** Start Record excerpts **
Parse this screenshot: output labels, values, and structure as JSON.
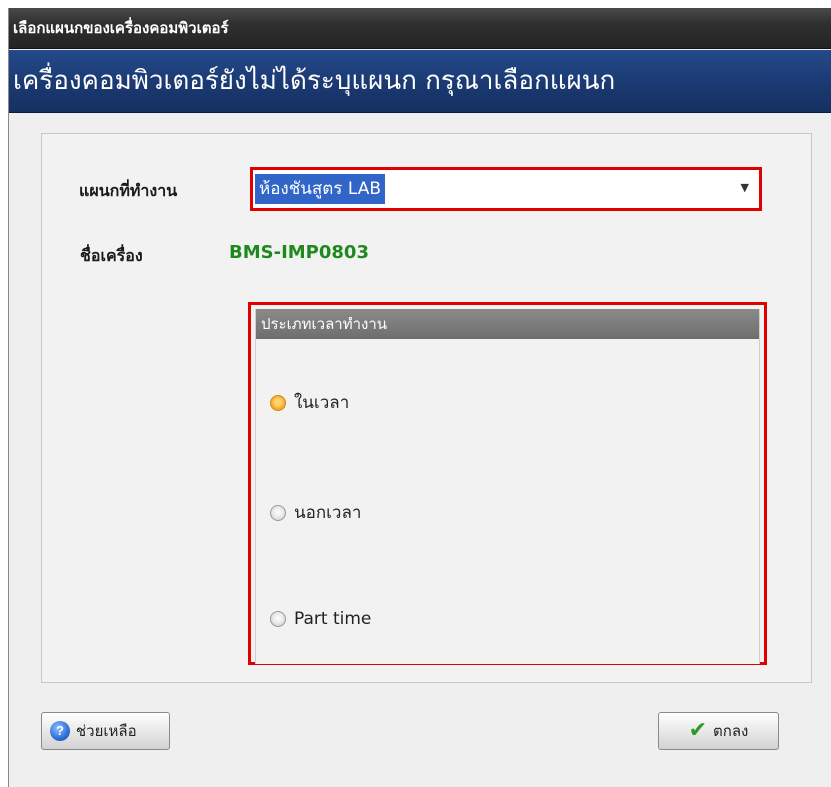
{
  "window": {
    "title": "เลือกแผนกของเครื่องคอมพิวเตอร์",
    "banner": "เครื่องคอมพิวเตอร์ยังไม่ได้ระบุแผนก กรุณาเลือกแผนก"
  },
  "form": {
    "department_label": "แผนกที่ทำงาน",
    "department_value": "ห้องชันสูตร LAB",
    "computer_name_label": "ชื่อเครื่อง",
    "computer_name_value": "BMS-IMP0803"
  },
  "work_type": {
    "group_title": "ประเภทเวลาทำงาน",
    "options": [
      {
        "label": "ในเวลา",
        "selected": true
      },
      {
        "label": "นอกเวลา",
        "selected": false
      },
      {
        "label": "Part time",
        "selected": false
      }
    ]
  },
  "buttons": {
    "help_label": "ช่วยเหลือ",
    "ok_label": "ตกลง"
  },
  "icons": {
    "dropdown": "chevron-down-icon",
    "help": "help-icon",
    "ok": "checkmark-icon"
  },
  "colors": {
    "highlight_border": "#e00000",
    "selection_bg": "#3265c8",
    "computer_name": "#1e8a1e",
    "banner_bg": "#1a3870"
  }
}
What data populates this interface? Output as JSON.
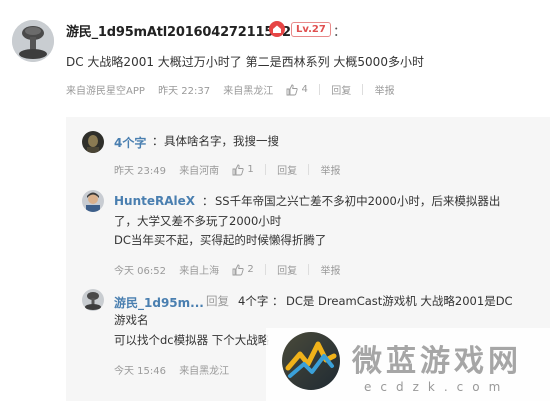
{
  "main_comment": {
    "username": "游民_1d95mAtl20160427211532",
    "level": "Lv.27",
    "colon": "：",
    "text": "DC 大战略2001  大概过万小时了  第二是西林系列  大概5000多小时",
    "source": "来自游民星空APP",
    "time": "昨天 22:37",
    "location": "来自黑龙江",
    "likes": "4",
    "reply_label": "回复",
    "report_label": "举报"
  },
  "replies": [
    {
      "username": "4个字",
      "colon": "：",
      "lines": [
        "具体啥名字，我搜一搜"
      ],
      "time": "昨天 23:49",
      "location": "来自河南",
      "likes": "1",
      "reply_label": "回复",
      "report_label": "举报"
    },
    {
      "username": "HunteRAleX",
      "colon": "：",
      "lines": [
        "SS千年帝国之兴亡差不多初中2000小时，后来模拟器出",
        "了，大学又差不多玩了2000小时",
        "DC当年买不起，买得起的时候懒得折腾了"
      ],
      "time": "今天 06:52",
      "location": "来自上海",
      "likes": "2",
      "reply_label": "回复",
      "report_label": "举报"
    },
    {
      "username": "游民_1d95m...",
      "reply_to_label": "回复",
      "reply_to_user": "4个字",
      "colon": "：",
      "lines": [
        "DC是 DreamCast游戏机  大战略2001是DC",
        "游戏名",
        "可以找个dc模拟器  下个大战略"
      ],
      "time": "今天 15:46",
      "location": "来自黑龙江"
    }
  ],
  "watermark": {
    "title": "微蓝游戏网",
    "subtitle": "ecdzk.com"
  },
  "colors": {
    "username_blue": "#4a7fb0",
    "level_red": "#e05050",
    "meta_gray": "#9a9a9a",
    "reply_bg": "#f6f6f6"
  }
}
** End Record excerpts **
*Exercise brief*
Nothing but a number is needed here: how many lines hold the string "วเตอร"?

*Finished exercise*
2